REQUIREMENTS
Count every line that has the word "color". Give the number, without anything more.

(Source records)

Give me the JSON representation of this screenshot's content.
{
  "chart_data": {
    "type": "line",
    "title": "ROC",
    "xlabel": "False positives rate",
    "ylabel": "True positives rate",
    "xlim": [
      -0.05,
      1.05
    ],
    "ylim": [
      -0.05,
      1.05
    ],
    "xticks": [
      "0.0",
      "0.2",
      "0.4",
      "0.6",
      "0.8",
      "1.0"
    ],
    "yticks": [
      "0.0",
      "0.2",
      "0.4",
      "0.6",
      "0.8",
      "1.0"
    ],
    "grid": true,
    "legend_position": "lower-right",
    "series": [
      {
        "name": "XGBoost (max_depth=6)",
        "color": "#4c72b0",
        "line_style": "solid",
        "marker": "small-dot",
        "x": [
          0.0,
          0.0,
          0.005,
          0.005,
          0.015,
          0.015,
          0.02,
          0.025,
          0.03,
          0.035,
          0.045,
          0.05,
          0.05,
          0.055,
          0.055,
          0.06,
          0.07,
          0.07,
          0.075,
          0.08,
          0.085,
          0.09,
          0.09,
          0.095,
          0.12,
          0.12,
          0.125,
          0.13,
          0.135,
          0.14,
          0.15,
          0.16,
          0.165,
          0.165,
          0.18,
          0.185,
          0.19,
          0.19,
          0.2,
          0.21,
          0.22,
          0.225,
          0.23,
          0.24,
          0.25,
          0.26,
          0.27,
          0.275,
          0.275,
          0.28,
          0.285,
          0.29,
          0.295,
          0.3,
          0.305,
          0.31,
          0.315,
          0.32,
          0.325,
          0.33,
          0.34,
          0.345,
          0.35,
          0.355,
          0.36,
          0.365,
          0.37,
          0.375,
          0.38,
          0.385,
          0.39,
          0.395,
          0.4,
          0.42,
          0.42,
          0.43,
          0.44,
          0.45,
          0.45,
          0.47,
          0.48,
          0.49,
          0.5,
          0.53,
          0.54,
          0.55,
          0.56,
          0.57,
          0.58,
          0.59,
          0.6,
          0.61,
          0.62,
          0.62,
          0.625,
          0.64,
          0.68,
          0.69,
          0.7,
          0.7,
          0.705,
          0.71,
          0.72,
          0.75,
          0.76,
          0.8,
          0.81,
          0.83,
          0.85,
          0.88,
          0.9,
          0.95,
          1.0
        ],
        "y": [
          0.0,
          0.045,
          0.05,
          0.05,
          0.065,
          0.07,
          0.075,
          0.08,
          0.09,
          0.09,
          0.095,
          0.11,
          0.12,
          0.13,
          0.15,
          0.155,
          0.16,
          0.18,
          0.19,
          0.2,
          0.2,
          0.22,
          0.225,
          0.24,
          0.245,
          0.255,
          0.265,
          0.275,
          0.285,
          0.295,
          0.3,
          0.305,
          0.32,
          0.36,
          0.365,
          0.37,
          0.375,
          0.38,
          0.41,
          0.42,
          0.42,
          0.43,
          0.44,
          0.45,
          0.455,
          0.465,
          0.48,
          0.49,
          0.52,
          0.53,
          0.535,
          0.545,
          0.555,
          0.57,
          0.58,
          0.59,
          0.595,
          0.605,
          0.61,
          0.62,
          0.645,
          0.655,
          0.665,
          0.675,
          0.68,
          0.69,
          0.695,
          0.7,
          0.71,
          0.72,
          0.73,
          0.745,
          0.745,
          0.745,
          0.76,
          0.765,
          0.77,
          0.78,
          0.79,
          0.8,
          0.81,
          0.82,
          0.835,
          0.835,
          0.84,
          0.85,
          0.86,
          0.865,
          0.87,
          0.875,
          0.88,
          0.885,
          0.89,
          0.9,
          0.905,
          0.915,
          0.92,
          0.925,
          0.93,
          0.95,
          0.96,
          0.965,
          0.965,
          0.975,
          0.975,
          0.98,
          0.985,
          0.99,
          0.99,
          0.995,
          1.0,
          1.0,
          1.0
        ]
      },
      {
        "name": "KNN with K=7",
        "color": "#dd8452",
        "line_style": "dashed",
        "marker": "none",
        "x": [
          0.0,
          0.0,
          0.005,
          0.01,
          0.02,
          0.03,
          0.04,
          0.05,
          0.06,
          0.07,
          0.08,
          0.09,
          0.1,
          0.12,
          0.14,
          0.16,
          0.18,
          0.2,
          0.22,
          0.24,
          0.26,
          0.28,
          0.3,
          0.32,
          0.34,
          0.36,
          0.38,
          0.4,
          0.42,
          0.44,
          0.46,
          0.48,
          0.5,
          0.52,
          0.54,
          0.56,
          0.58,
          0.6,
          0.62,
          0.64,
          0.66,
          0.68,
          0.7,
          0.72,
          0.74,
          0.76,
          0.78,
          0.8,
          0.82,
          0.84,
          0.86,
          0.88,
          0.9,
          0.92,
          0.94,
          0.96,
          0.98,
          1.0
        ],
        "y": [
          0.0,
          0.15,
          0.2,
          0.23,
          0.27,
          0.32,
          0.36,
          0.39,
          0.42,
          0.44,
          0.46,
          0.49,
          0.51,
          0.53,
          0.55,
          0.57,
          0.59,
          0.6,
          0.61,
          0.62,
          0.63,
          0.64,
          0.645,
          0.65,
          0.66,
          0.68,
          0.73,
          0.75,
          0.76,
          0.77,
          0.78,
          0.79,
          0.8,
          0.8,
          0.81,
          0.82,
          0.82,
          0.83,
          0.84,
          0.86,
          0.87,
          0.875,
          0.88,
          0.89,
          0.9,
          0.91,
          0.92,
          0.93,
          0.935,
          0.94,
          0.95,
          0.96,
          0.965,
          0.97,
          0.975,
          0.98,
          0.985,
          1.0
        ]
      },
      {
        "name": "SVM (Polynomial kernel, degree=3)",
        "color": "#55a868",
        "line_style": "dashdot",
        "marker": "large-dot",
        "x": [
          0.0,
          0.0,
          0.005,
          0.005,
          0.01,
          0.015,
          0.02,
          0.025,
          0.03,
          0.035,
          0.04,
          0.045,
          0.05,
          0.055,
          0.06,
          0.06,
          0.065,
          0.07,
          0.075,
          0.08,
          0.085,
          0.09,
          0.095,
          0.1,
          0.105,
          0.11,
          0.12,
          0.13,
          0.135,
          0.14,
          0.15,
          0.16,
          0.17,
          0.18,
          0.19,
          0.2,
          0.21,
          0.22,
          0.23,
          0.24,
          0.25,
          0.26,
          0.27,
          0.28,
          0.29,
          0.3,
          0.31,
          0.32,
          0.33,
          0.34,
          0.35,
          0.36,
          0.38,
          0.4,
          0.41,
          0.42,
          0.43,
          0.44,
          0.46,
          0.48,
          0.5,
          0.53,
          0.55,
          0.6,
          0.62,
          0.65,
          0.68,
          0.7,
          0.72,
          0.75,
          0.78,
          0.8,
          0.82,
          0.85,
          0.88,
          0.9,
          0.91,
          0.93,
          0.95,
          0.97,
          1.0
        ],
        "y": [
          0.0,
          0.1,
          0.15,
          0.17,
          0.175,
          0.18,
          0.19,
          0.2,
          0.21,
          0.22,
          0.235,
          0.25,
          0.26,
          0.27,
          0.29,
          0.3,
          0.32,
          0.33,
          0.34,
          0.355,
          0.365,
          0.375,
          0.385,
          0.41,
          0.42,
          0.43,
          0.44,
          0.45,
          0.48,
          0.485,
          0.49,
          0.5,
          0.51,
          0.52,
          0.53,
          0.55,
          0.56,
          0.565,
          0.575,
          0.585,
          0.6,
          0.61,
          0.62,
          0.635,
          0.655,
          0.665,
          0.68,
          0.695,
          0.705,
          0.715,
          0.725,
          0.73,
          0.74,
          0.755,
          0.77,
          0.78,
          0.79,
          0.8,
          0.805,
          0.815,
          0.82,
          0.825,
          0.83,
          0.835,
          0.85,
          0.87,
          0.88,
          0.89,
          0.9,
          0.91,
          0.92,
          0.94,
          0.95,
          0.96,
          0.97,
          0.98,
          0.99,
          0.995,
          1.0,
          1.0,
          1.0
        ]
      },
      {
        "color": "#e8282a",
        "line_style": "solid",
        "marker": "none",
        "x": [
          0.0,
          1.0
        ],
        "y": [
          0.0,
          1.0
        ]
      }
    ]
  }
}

SOLUTION TO THIS TASK
4